Exercise: Pick out every line of the entries below where "ordinary" occurs, and copy those lines.
---*---
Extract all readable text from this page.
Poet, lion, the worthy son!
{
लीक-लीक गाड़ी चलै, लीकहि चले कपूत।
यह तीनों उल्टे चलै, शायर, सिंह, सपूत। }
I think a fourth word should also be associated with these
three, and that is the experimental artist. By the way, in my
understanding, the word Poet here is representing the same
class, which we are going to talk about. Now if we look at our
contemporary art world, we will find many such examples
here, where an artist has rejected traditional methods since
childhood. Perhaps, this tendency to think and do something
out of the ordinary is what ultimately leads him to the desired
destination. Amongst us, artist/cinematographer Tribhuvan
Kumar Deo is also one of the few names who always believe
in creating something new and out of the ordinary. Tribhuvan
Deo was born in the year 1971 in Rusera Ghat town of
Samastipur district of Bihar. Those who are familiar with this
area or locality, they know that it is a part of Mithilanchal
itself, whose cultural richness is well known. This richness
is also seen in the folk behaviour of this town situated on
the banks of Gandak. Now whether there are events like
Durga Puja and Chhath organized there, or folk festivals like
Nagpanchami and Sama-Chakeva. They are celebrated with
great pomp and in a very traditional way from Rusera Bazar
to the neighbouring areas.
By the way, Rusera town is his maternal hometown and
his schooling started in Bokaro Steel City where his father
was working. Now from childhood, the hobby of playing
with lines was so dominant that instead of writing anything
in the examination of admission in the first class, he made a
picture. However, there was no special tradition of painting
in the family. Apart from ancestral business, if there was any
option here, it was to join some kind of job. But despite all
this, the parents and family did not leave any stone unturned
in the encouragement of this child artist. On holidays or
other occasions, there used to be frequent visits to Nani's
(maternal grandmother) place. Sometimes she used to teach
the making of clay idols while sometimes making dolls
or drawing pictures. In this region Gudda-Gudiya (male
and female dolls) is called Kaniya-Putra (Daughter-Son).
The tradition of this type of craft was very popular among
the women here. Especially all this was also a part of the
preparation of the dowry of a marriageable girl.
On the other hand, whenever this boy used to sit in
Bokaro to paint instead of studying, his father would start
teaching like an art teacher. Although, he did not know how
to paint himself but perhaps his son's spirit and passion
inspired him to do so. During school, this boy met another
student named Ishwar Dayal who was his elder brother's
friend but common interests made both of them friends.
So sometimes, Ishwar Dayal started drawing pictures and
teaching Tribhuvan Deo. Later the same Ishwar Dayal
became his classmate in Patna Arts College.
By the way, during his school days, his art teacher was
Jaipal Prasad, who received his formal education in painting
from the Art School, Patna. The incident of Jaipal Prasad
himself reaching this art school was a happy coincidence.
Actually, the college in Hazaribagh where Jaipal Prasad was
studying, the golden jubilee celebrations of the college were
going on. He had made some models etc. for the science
---*---
Solution to the exercise:
out of the ordinary is what ultimately leads him to the desired
in creating something new and out of the ordinary. Tribhuvan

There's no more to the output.